(Task goal):
Take every line that has the string "title" and copy it out.

(Input for this task):
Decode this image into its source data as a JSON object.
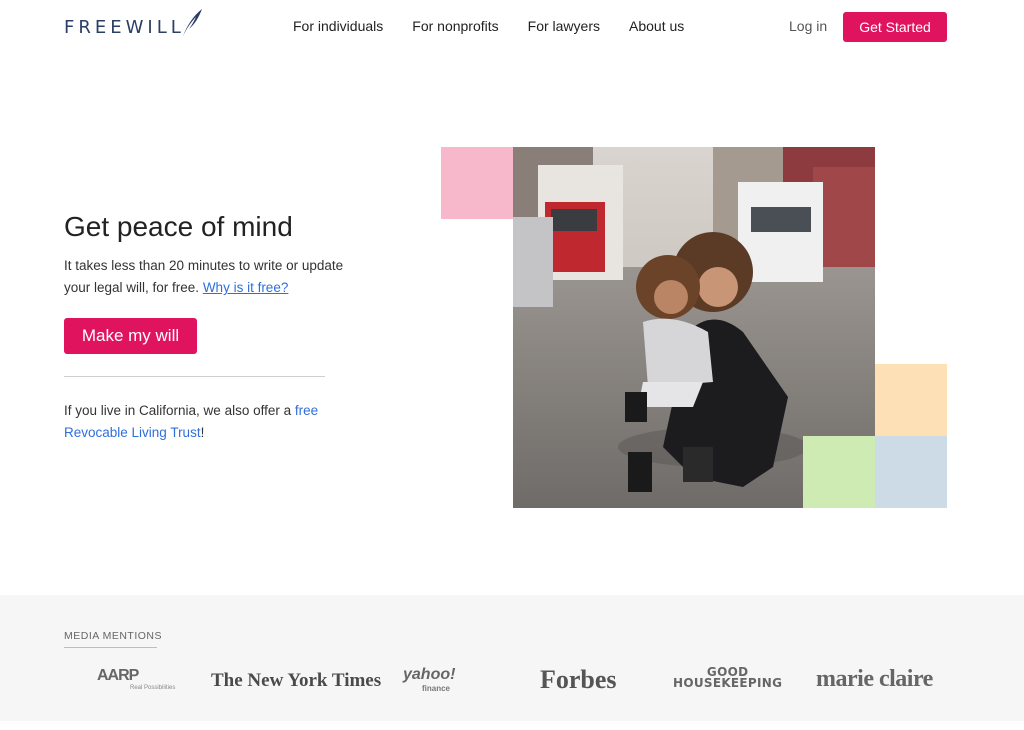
{
  "header": {
    "logo_text": "FREEWILL",
    "nav": [
      {
        "label": "For individuals"
      },
      {
        "label": "For nonprofits"
      },
      {
        "label": "For lawyers"
      },
      {
        "label": "About us"
      }
    ],
    "login_label": "Log in",
    "cta_label": "Get Started"
  },
  "hero": {
    "title": "Get peace of mind",
    "desc_before": "It takes less than 20 minutes to write or update your legal will, for free. ",
    "desc_link": "Why is it free?",
    "button_label": "Make my will",
    "ca_text": "If you live in California, we also offer a ",
    "ca_link": "free Revocable Living Trust",
    "ca_after": "!"
  },
  "colors": {
    "brand": "#e0135f",
    "link": "#2f6fdc",
    "block_pink": "#f7b8cc",
    "block_orange": "#fde0b6",
    "block_green": "#cdebb3",
    "block_blue": "#ccdbe5"
  },
  "media": {
    "title": "MEDIA MENTIONS",
    "logos": {
      "aarp": "AARP",
      "aarp_sub": "Real Possibilities",
      "nyt": "The New York Times",
      "yahoo": "yahoo!",
      "yahoo_sub": "finance",
      "forbes": "Forbes",
      "gh_line1": "GOOD",
      "gh_line2": "HOUSEKEEPING",
      "marieclaire": "marie claire"
    }
  }
}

(Task solution):
    "title": "Get peace of mind",
    "title": "MEDIA MENTIONS",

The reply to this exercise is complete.